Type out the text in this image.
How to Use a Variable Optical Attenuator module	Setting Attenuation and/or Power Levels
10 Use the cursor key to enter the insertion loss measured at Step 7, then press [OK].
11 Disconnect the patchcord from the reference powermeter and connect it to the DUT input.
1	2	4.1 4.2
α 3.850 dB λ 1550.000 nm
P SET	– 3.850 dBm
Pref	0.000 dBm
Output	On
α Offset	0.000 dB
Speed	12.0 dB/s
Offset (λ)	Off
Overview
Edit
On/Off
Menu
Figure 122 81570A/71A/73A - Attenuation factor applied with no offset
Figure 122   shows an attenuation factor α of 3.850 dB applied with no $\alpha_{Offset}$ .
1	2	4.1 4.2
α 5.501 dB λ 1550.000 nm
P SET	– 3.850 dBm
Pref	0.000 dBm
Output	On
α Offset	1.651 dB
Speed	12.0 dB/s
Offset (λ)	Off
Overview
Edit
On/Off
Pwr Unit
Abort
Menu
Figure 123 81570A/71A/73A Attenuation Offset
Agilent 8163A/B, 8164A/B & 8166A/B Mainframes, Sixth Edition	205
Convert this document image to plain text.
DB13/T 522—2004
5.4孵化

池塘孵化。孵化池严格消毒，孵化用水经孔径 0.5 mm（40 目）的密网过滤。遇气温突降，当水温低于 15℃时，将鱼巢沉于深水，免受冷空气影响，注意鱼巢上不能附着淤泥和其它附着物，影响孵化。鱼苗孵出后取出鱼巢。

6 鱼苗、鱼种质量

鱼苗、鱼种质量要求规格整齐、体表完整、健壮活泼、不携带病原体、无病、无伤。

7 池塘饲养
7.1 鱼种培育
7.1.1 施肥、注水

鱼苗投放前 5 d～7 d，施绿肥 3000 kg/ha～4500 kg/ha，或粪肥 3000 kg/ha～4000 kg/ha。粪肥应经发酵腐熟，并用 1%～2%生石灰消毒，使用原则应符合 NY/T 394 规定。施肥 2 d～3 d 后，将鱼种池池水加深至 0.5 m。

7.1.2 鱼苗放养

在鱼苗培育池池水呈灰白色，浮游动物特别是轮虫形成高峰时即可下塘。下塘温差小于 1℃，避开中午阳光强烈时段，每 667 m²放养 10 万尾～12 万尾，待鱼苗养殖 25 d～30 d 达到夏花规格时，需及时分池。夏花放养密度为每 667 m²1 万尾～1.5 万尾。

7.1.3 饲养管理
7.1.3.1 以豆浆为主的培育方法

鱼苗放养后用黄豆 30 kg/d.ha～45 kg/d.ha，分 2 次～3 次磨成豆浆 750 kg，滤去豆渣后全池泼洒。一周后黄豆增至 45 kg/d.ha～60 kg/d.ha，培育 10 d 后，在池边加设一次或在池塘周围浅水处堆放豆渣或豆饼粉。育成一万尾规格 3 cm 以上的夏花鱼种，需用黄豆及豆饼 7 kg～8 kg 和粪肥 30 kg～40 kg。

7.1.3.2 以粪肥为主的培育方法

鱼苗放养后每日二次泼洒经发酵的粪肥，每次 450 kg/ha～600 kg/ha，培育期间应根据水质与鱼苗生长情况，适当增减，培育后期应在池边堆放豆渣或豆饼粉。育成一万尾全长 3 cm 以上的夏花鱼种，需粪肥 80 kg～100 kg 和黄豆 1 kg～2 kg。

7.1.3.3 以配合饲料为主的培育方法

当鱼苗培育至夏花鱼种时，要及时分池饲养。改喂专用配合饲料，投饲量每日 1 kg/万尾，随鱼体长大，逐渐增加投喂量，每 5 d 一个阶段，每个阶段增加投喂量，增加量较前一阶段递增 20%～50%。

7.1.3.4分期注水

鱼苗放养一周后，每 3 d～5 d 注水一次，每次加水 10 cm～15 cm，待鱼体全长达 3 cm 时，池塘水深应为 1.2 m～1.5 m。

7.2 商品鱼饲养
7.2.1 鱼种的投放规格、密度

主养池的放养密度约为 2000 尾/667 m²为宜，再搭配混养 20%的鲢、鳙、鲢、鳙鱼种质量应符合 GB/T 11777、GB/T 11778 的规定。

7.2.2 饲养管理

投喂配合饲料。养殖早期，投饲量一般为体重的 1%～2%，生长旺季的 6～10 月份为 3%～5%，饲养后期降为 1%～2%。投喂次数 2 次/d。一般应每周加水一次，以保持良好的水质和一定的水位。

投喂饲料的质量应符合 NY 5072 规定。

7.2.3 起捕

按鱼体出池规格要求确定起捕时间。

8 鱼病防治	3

What to do
Wherever the word "factor" occurs in a line of the listing, copy that line.

Result
Figure 122 81570A/71A/73A - Attenuation factor applied with no offset
Figure 122   shows an attenuation factor α of 3.850 dB applied with no $\alpha_{Offset}$ .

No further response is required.